(Data entries)
↓
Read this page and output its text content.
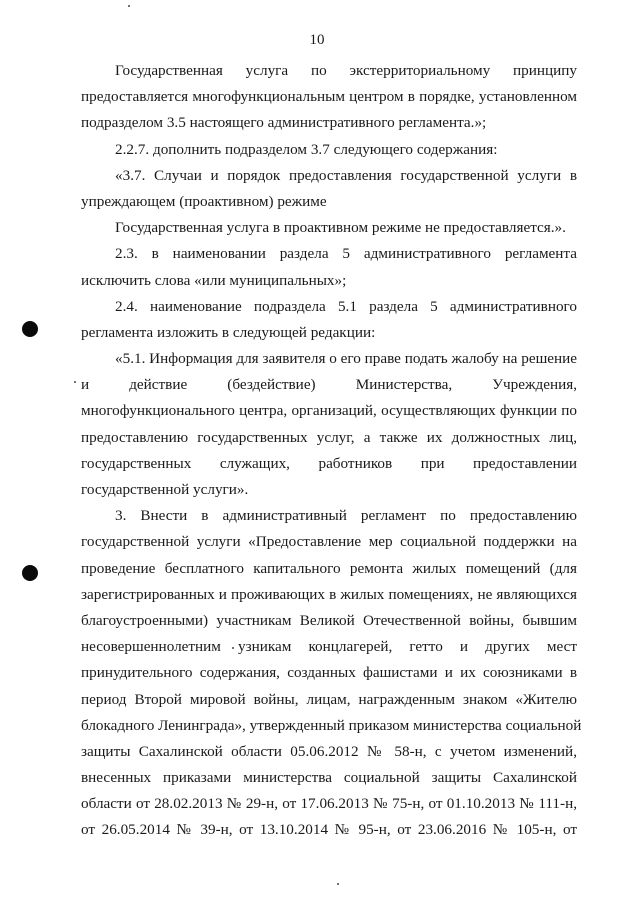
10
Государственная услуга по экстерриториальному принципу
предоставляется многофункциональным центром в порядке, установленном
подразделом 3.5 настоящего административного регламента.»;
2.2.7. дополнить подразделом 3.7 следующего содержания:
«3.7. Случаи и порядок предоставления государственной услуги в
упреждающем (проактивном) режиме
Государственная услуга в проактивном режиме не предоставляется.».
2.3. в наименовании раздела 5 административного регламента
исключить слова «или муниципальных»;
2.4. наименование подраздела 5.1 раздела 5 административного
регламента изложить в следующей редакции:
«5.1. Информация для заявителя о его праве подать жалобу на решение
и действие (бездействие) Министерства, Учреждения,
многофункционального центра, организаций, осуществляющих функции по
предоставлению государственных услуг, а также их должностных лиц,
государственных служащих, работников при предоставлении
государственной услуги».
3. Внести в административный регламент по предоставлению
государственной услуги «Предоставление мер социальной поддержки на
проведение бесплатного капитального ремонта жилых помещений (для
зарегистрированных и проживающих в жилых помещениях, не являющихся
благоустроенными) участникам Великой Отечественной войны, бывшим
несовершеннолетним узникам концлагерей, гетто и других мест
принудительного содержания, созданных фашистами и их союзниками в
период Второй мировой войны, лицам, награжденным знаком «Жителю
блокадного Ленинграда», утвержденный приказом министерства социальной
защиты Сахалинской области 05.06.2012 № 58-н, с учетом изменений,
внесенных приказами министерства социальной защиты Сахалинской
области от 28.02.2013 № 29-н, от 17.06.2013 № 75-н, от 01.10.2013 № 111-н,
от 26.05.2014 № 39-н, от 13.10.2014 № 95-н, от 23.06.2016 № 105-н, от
↑
↓
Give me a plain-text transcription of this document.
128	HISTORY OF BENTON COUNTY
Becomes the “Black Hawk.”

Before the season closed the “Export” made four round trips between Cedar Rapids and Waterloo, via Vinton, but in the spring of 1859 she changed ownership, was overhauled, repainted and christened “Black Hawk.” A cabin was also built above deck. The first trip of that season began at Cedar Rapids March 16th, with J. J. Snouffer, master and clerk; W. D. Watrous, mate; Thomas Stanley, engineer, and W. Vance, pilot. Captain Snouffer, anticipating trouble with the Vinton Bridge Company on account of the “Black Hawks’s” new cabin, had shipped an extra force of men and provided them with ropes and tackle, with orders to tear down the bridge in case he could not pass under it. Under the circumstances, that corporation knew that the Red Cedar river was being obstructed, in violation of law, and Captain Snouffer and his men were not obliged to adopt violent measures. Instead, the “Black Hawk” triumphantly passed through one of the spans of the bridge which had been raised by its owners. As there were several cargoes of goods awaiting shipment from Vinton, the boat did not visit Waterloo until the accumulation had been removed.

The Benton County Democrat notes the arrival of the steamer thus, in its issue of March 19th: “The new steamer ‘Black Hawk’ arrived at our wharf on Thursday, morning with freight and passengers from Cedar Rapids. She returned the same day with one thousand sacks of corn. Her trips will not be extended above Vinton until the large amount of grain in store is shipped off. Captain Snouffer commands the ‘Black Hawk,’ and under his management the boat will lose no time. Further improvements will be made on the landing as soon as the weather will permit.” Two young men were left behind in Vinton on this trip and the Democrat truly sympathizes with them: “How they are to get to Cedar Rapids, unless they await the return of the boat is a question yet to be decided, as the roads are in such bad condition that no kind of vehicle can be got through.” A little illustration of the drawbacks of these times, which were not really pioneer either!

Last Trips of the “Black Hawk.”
↑
↓
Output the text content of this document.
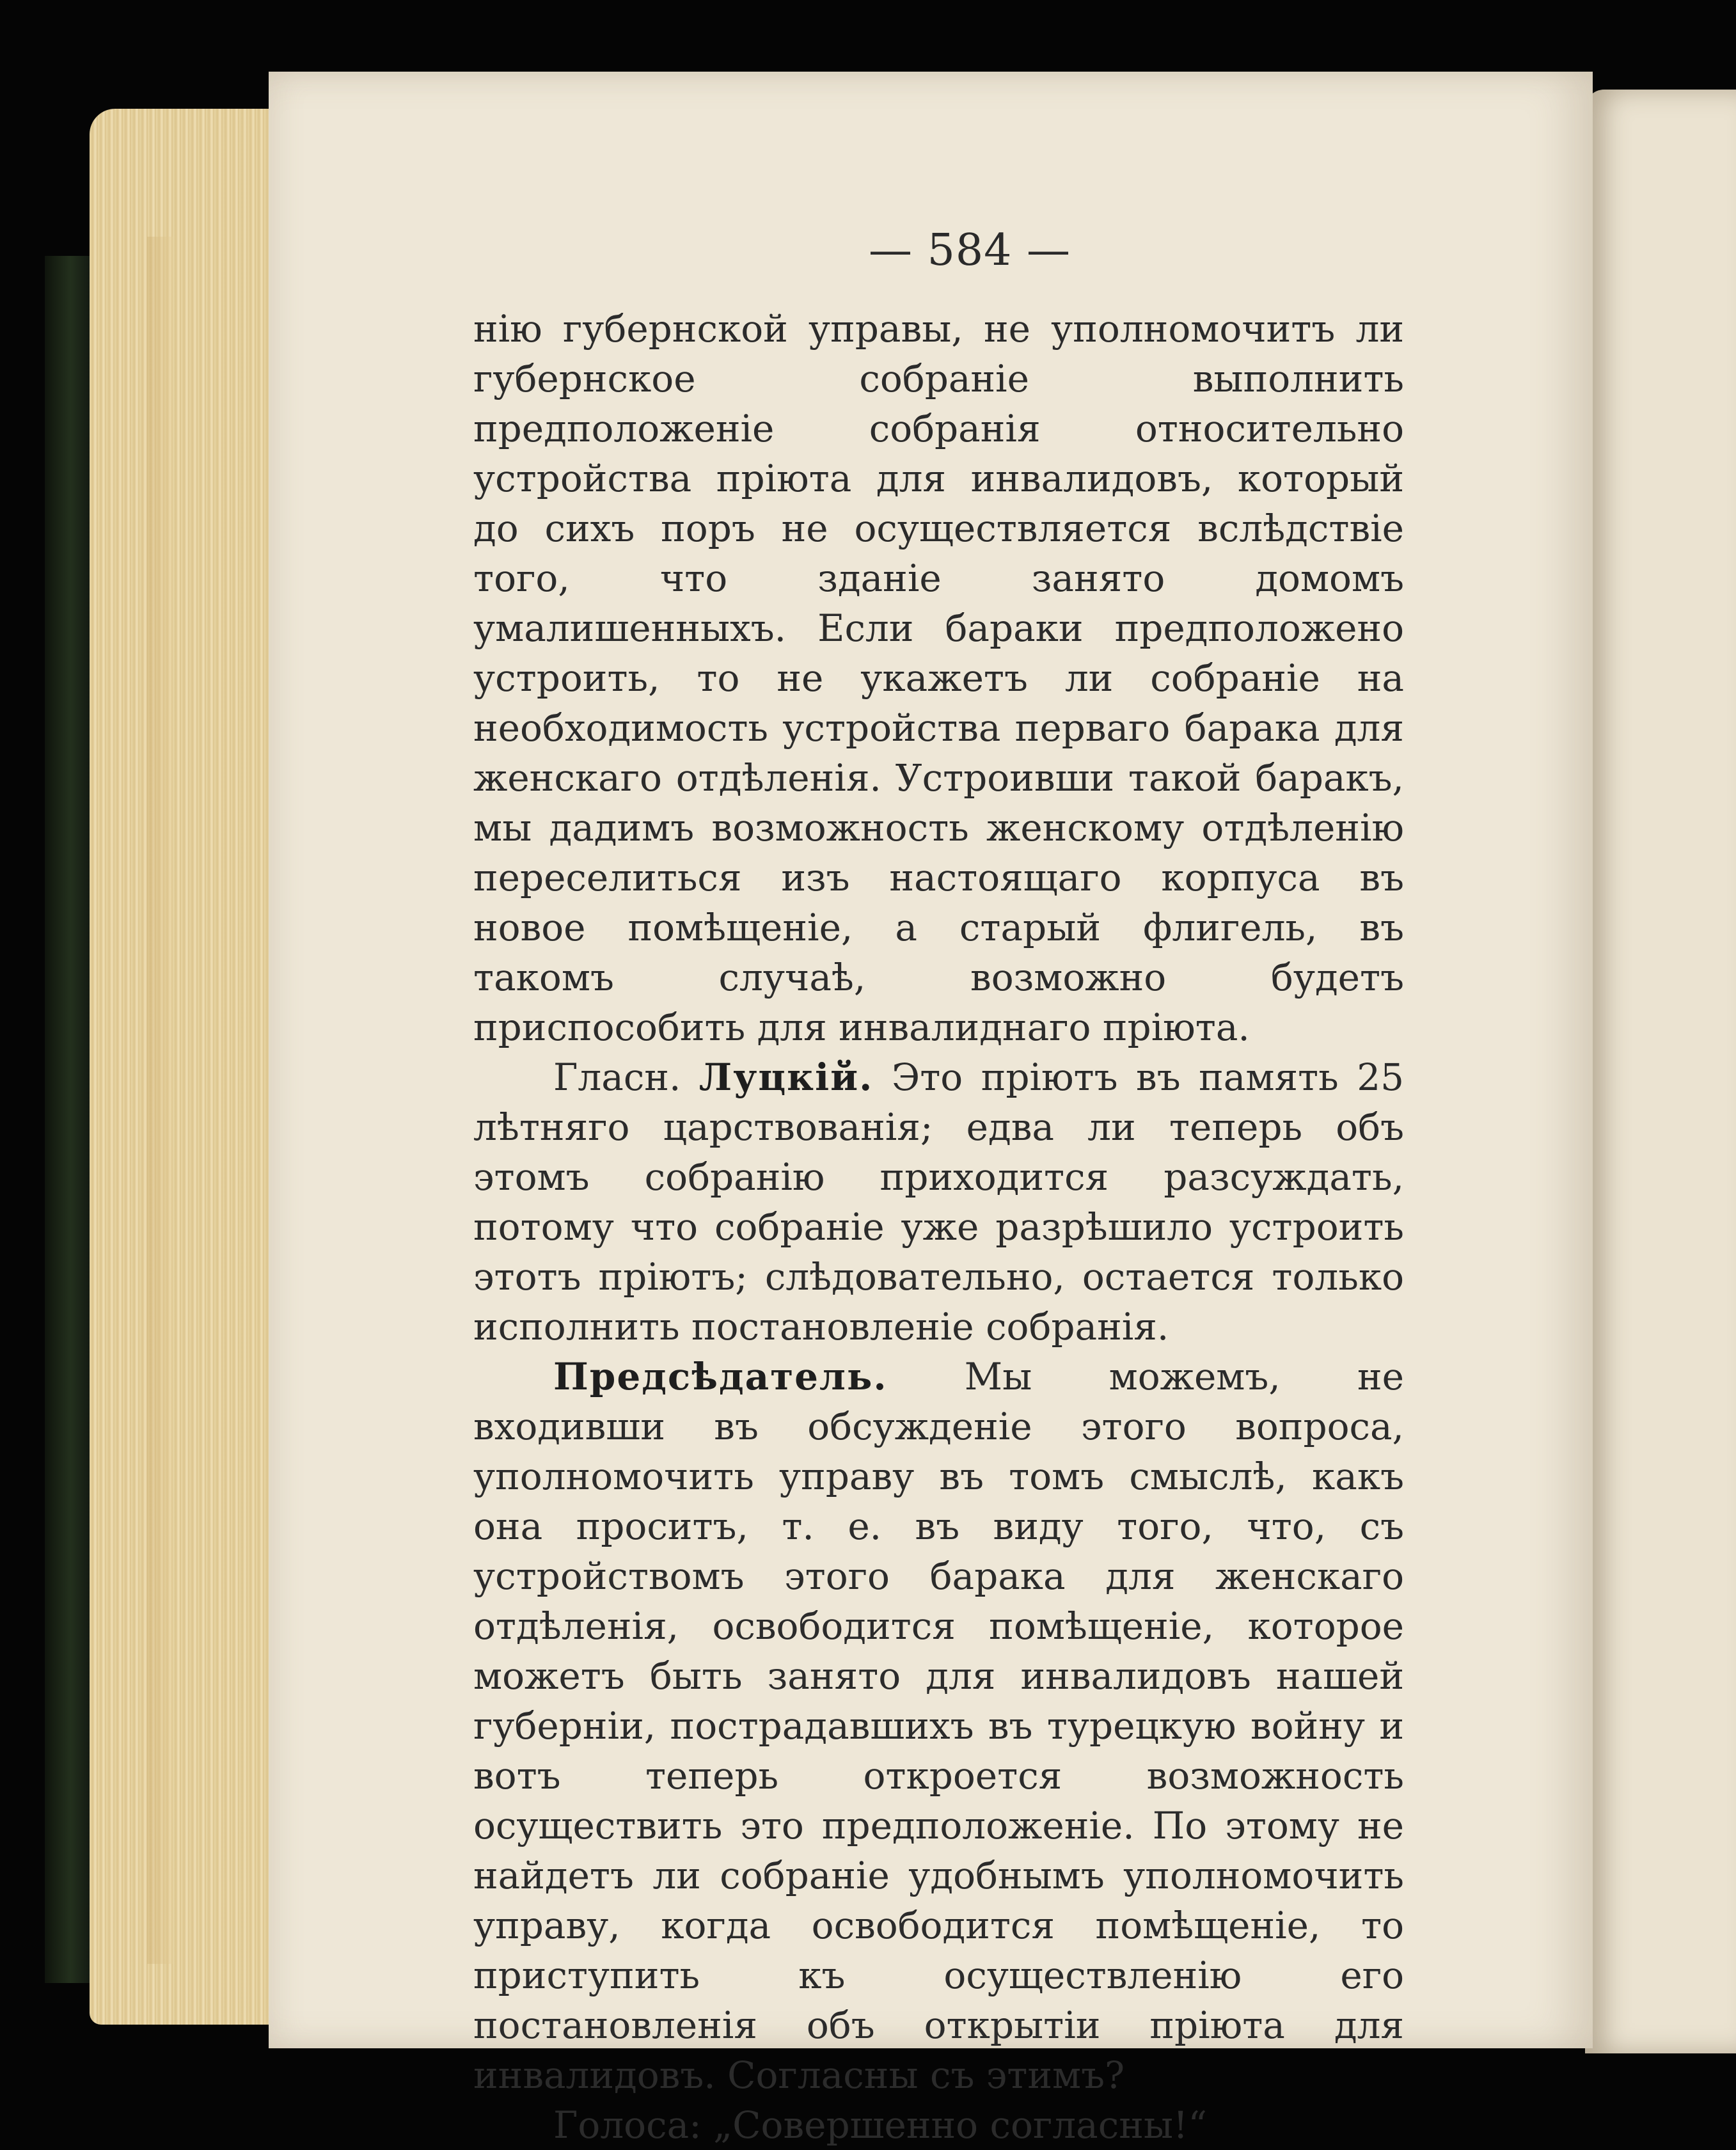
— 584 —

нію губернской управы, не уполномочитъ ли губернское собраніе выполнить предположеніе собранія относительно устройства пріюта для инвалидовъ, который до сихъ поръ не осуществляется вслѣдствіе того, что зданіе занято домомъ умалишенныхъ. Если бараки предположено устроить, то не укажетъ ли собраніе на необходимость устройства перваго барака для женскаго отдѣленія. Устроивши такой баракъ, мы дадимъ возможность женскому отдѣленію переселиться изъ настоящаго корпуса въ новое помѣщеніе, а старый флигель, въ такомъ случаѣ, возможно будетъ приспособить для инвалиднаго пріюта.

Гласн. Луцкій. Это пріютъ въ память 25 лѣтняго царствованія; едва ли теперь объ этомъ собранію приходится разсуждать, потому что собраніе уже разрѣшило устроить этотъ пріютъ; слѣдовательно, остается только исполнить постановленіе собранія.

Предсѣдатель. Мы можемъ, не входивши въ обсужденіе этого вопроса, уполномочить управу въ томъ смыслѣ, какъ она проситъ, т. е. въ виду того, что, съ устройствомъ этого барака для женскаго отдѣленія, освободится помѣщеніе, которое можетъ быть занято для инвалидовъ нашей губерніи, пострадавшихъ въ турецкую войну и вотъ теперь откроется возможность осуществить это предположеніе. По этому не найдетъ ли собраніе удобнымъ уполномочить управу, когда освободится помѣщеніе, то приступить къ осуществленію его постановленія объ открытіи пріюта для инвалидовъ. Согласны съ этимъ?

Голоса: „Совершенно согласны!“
↑
* _Written problem_
Pick out the lines containing the word "предположеніе" and show them.

* _Exercise response_
нію губернской управы, не уполномочитъ ли губернское собраніе выполнить предположеніе собранія относительно устройства пріюта для инвалидовъ, который до сихъ поръ не осуществляется вслѣдствіе того, что зданіе занято домомъ умалишенныхъ. Если бараки предположено устроить, то не укажетъ ли собраніе на необходимость устройства перваго барака для женскаго отдѣленія. Устроивши такой баракъ, мы дадимъ возможность женскому отдѣленію переселиться изъ настоящаго корпуса въ новое помѣщеніе, а старый флигель, въ такомъ случаѣ, возможно будетъ приспособить для инвалиднаго пріюта.
Предсѣдатель. Мы можемъ, не входивши въ обсужденіе этого вопроса, уполномочить управу въ томъ смыслѣ, какъ она проситъ, т. е. въ виду того, что, съ устройствомъ этого барака для женскаго отдѣленія, освободится помѣщеніе, которое можетъ быть занято для инвалидовъ нашей губерніи, пострадавшихъ въ турецкую войну и вотъ теперь откроется возможность осуществить это предположеніе. По этому не найдетъ ли собраніе удобнымъ уполномочить управу, когда освободится помѣщеніе, то приступить къ осуществленію его постановленія объ открытіи пріюта для инвалидовъ. Согласны съ этимъ?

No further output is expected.